→ **Stated task**
How many lines of the records below contain the word "Clothing"? Answer with the number alone.
══════
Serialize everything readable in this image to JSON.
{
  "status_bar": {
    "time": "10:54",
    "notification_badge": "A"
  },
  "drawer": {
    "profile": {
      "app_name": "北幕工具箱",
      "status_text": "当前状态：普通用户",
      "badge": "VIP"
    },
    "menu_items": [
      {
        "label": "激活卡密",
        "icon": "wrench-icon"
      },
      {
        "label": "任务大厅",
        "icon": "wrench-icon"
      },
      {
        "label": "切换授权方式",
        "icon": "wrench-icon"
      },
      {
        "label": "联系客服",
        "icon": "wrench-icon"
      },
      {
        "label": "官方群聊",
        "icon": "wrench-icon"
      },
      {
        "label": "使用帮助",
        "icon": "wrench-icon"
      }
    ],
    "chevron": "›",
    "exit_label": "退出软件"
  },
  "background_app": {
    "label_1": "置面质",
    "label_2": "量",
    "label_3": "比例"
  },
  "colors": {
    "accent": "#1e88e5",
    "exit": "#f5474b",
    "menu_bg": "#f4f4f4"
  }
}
══════
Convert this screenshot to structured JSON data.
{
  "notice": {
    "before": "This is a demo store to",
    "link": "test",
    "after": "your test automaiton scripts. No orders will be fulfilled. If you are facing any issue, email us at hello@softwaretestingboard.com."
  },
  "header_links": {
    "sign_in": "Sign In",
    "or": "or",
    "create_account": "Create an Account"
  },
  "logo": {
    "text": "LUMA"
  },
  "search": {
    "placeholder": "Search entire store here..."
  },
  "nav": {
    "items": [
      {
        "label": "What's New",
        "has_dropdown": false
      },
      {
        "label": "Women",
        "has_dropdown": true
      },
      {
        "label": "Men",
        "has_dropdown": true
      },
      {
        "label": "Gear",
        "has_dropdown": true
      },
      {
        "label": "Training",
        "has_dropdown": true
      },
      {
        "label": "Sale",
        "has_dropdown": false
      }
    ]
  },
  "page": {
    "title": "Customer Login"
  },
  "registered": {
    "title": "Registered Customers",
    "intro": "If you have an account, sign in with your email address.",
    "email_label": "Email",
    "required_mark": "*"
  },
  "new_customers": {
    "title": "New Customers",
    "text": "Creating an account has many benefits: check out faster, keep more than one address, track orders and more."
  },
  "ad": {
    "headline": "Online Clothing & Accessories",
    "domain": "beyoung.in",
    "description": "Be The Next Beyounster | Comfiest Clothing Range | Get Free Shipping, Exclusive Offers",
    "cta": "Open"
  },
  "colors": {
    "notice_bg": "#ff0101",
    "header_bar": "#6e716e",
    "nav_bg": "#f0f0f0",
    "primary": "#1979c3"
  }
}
══════
→ **Correct response**
2